#### Page
[AccessD] Linking to an excel spreadsheet

Mark Breen mark.breen at gmail.com
Tue Nov 23 07:08:18 CST 2004


Hello John,

Would it not give you more control to do it this way?  It is a little
more complex, but if gives you total control.

Especially if you use the tabledefs collection that Gustav describes
above.  That sounds interesting.

Best of Luck

Mark


On Tue, 23 Nov 2004 07:15:17 -0500, John W. Colby
<jwcolby at colbyconsulting.com> wrote:
> Mark,
> 
> I did the same kinds of thing down in Mexico.  A client ran a maquilladora
> making clothing.  They were simply accustomed to Excel and able to
> manipulate data in it for analysis so we always exported our data out to
> Excel using similar concepts to what you are discussing.  Rarely poking a
> cell at a time but often dropping the entire table out there.  Then my
> friend would go in and format the data, manipulate it for summations etc.
> all with the macro recorder on.  We would then in the end dump the data and
> have Access run the macros that he created.  It worked very well!

#### Provided material
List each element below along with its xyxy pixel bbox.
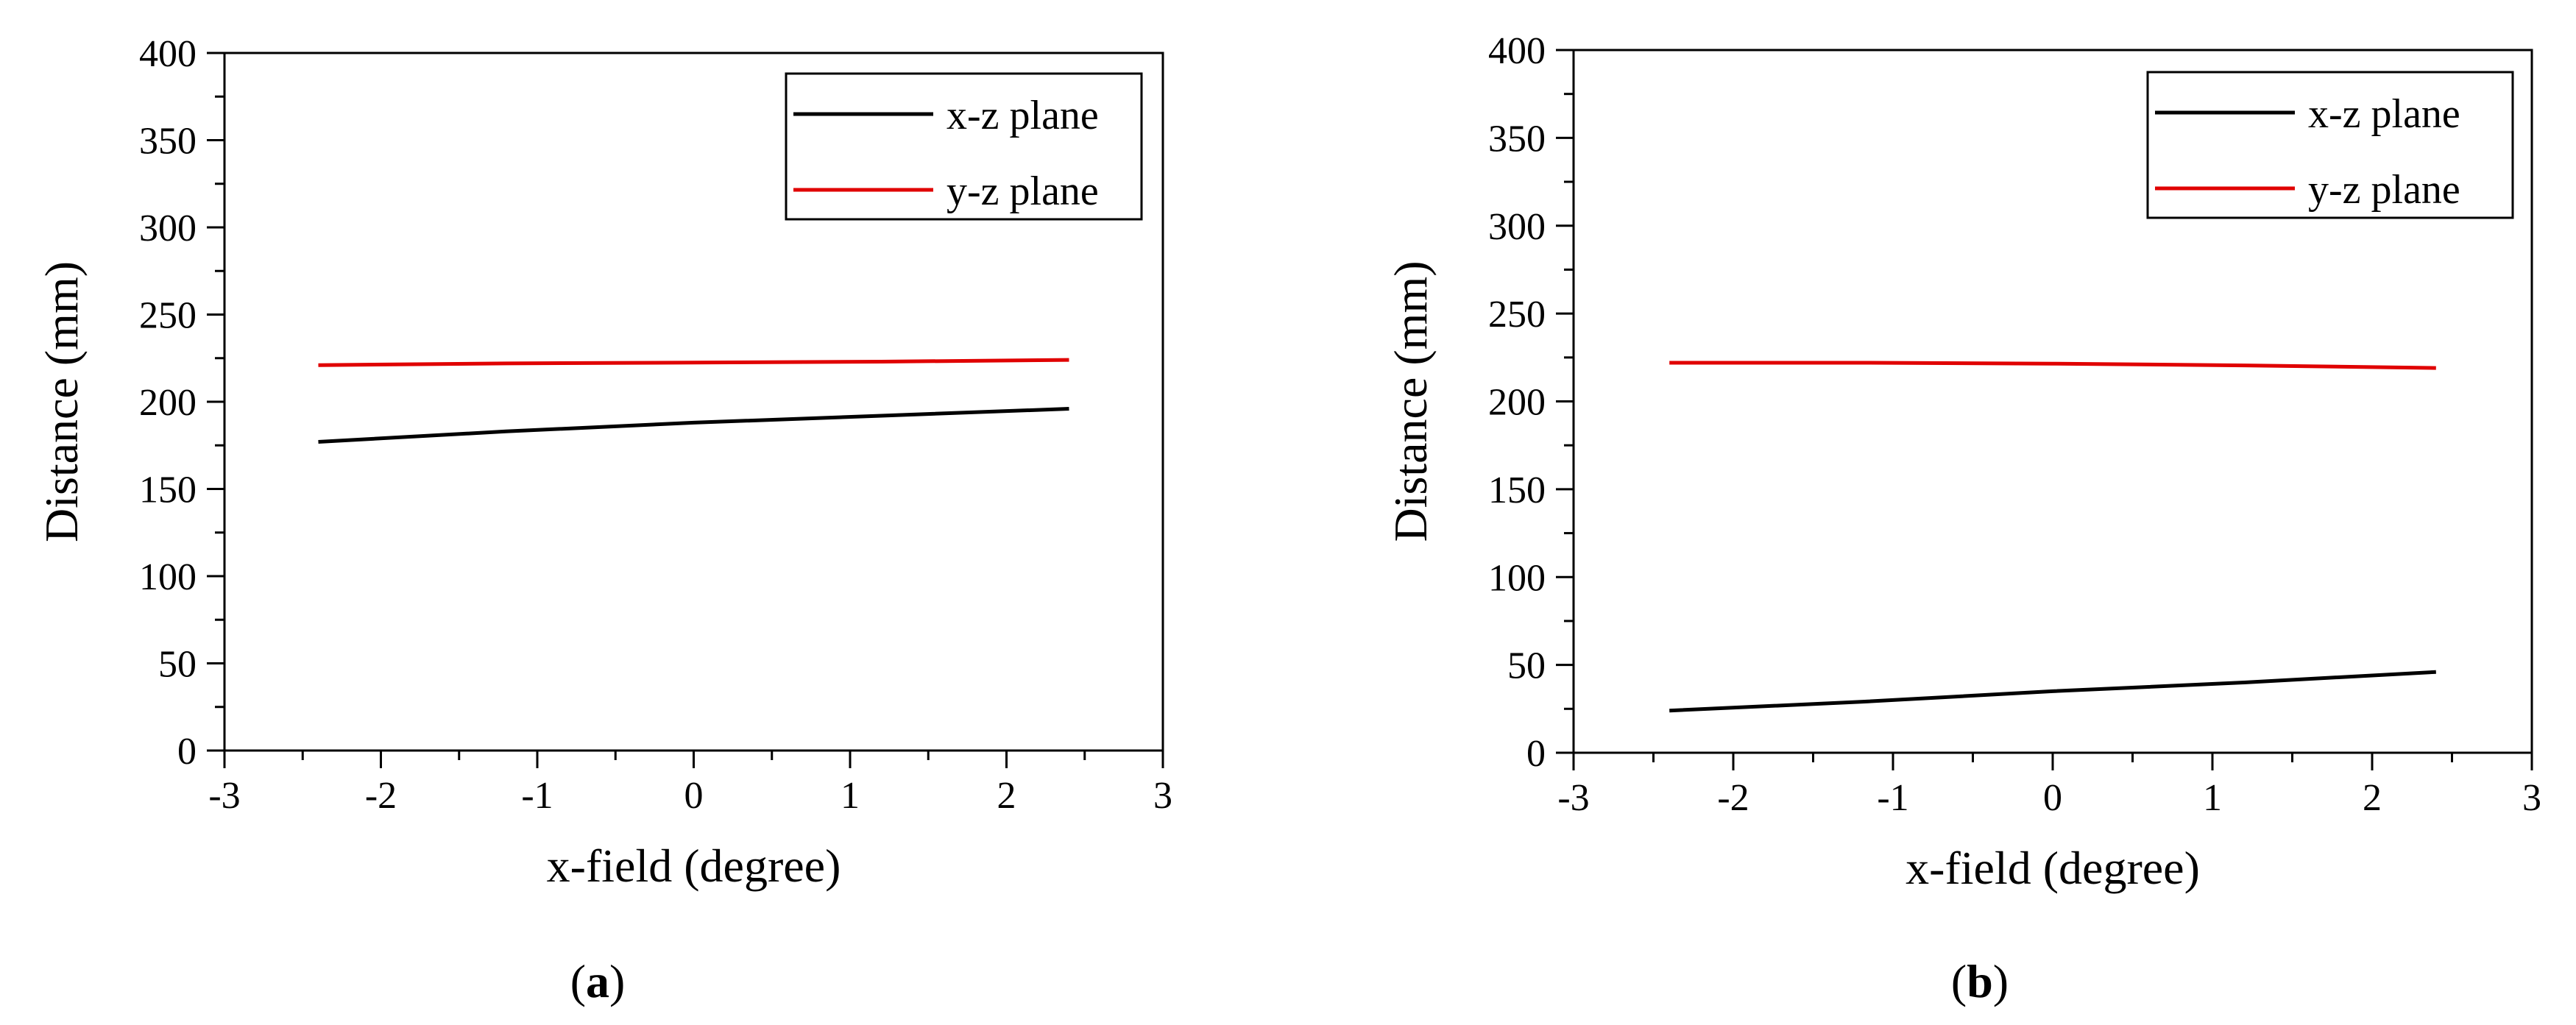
y-tick-label: 300 — [139, 208, 197, 249]
y-tick-label: 350 — [139, 121, 197, 163]
y-tick-label: 200 — [1488, 382, 1546, 424]
y-tick-label: 0 — [1526, 733, 1546, 775]
y-axis-label: Distance (mm) — [1384, 260, 1437, 542]
x-tick-label: -2 — [365, 775, 397, 817]
x-tick-label: 1 — [2203, 777, 2222, 819]
x-axis-label: x-field (degree) — [547, 840, 841, 892]
legend-box — [2146, 71, 2514, 219]
legend-label: x-z plane — [946, 93, 1099, 138]
y-tick-label: 100 — [1488, 557, 1546, 599]
x-tick-label: -2 — [1717, 777, 1749, 819]
x-tick-label: 0 — [684, 775, 704, 817]
y-tick-label: 50 — [1507, 645, 1546, 687]
panel-label: (b) — [1951, 955, 2009, 1007]
legend-box — [785, 72, 1143, 221]
y-axis-label: Distance (mm) — [35, 261, 88, 542]
x-tick-label: 1 — [841, 775, 860, 817]
y-tick-label: 300 — [1488, 206, 1546, 248]
x-tick-label: -1 — [521, 775, 553, 817]
y-tick-label: 400 — [139, 33, 197, 75]
y-tick-label: 0 — [177, 731, 197, 773]
y-tick-label: 400 — [1488, 30, 1546, 72]
chart-panel-b: -3 -2 -1 0 1 2 3 0 50 100 150 200 250 300 350 400 x-fiel… — [1384, 30, 2541, 1007]
legend-label: y-z plane — [2308, 167, 2460, 213]
x-tick-label: -3 — [1557, 777, 1589, 819]
y-tick-label: 350 — [1488, 118, 1546, 160]
panel-label: (a) — [570, 955, 626, 1007]
series-line-y-z — [1669, 361, 2436, 370]
y-tick-label: 150 — [139, 469, 197, 511]
series-line-x-z — [1669, 670, 2436, 713]
y-tick-label: 50 — [158, 644, 197, 686]
y-tick-label: 100 — [139, 556, 197, 598]
y-tick-label: 200 — [139, 382, 197, 424]
x-tick-label: 2 — [2363, 777, 2382, 819]
series-line-x-z — [318, 407, 1069, 444]
legend-label: x-z plane — [2308, 91, 2460, 137]
x-axis-label: x-field (degree) — [1906, 842, 2200, 894]
legend-label: y-z plane — [946, 169, 1099, 214]
chart-panel-a: -3 -2 -1 0 1 2 3 0 50 100 150 200 250 300 350 400 x-fiel… — [35, 33, 1172, 1007]
x-tick-label: 2 — [997, 775, 1016, 817]
x-tick-label: -1 — [1877, 777, 1908, 819]
y-tick-label: 250 — [139, 295, 197, 337]
x-tick-label: 0 — [2043, 777, 2062, 819]
x-tick-label: 3 — [1153, 775, 1172, 817]
x-tick-label: -3 — [208, 775, 240, 817]
series-line-y-z — [318, 358, 1069, 367]
x-tick-label: 3 — [2522, 777, 2541, 819]
y-tick-label: 250 — [1488, 294, 1546, 336]
y-tick-label: 150 — [1488, 469, 1546, 511]
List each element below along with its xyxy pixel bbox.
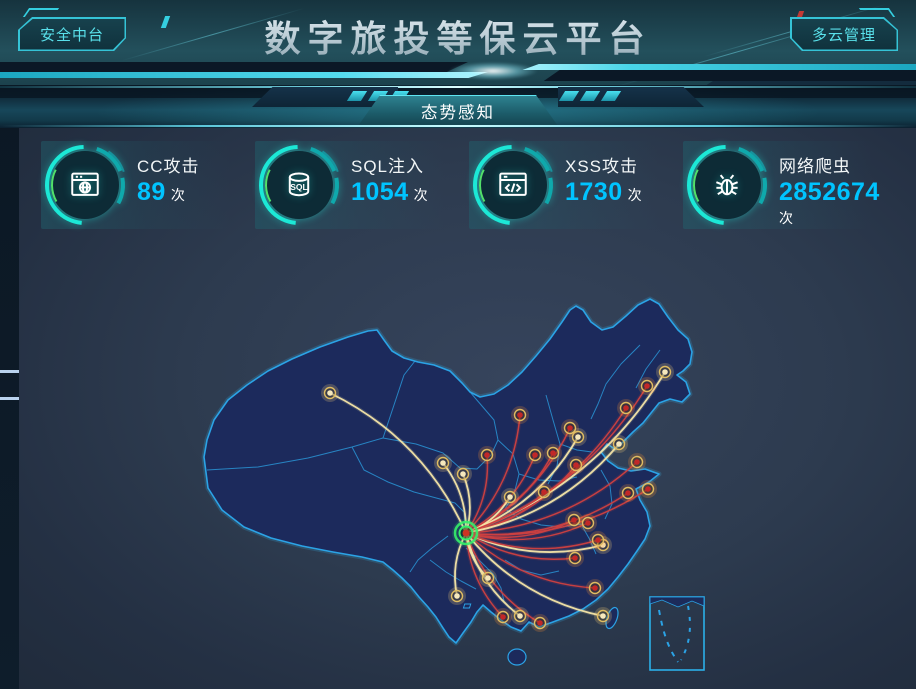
bug-icon — [716, 174, 738, 196]
left-strip-mark — [0, 397, 19, 400]
divider-glow — [448, 62, 538, 80]
security-platform-button[interactable]: 安全中台 — [18, 17, 126, 51]
stat-value: 2852674 — [779, 178, 880, 207]
tab-label: 态势感知 — [421, 103, 495, 122]
stat-label: 网络爬虫 — [779, 157, 851, 176]
right-button-corner-bracket — [858, 8, 896, 17]
attack-layer — [321, 363, 674, 632]
divider-cyan-left — [0, 72, 488, 78]
divider-dark-right-2 — [706, 81, 916, 85]
stat-unit: 次 — [779, 209, 793, 226]
tabbar-bottom-line — [0, 124, 916, 127]
stat-ring: SQL — [257, 143, 341, 227]
divider-dark-left — [0, 62, 468, 73]
stat-unit: 次 — [627, 187, 642, 204]
svg-text:SQL: SQL — [290, 182, 307, 192]
hainan-island — [507, 648, 527, 666]
stat-value: 1730 — [565, 178, 623, 207]
stat-label: CC攻击 — [137, 157, 200, 176]
stat-value: 89 — [137, 178, 166, 207]
divider-dark-right — [543, 70, 916, 81]
china-outline-glow — [201, 296, 695, 646]
stat-ring — [471, 143, 555, 227]
stat-card-web-crawler: 网络爬虫 2852674 次 — [683, 141, 879, 229]
province-borders — [206, 344, 661, 602]
tabbar-right-block — [558, 87, 704, 107]
left-strip-mark — [0, 370, 19, 373]
stat-card-xss-attack: XSS攻击 1730 次 — [469, 141, 659, 229]
tab-situational-awareness[interactable]: 态势感知 — [358, 95, 558, 126]
stat-label: SQL注入 — [351, 157, 425, 176]
stat-ring — [43, 143, 127, 227]
button-label: 安全中台 — [39, 26, 104, 44]
stat-value: 1054 — [351, 178, 409, 207]
stat-unit: 次 — [413, 187, 428, 204]
taiwan-island — [605, 606, 619, 630]
stat-card-cc-attack: CC攻击 89 次 — [41, 141, 231, 229]
page-title: 数字旅投等保云平台 — [0, 10, 916, 62]
tabbar-dark-band — [0, 88, 916, 98]
code-window-icon — [499, 172, 527, 196]
browser-globe-icon — [71, 172, 99, 196]
tabbar-top-line — [0, 86, 916, 88]
stat-label: XSS攻击 — [565, 157, 639, 176]
tab-bar: 态势感知 — [0, 85, 916, 128]
divider-cyan-right — [522, 64, 916, 70]
left-button-corner-bracket — [22, 8, 60, 17]
header: 数字旅投等保云平台 安全中台 多云管理 — [0, 0, 916, 88]
south-china-sea-inset — [462, 596, 705, 671]
stat-unit: 次 — [170, 187, 185, 204]
left-edge-panel — [0, 82, 19, 689]
stat-card-sql-injection: SQL SQL注入 1054 次 — [255, 141, 445, 229]
china-outline — [203, 298, 693, 644]
multi-cloud-button[interactable]: 多云管理 — [790, 17, 898, 51]
sql-database-icon: SQL — [288, 172, 310, 197]
stat-ring — [685, 143, 769, 227]
button-label: 多云管理 — [811, 26, 876, 44]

#### Request
In the email about linking to an Excel spreadsheet, what did the client's business in Mexico make?

#### Result for this task
Clothing, at a maquilladora the client ran.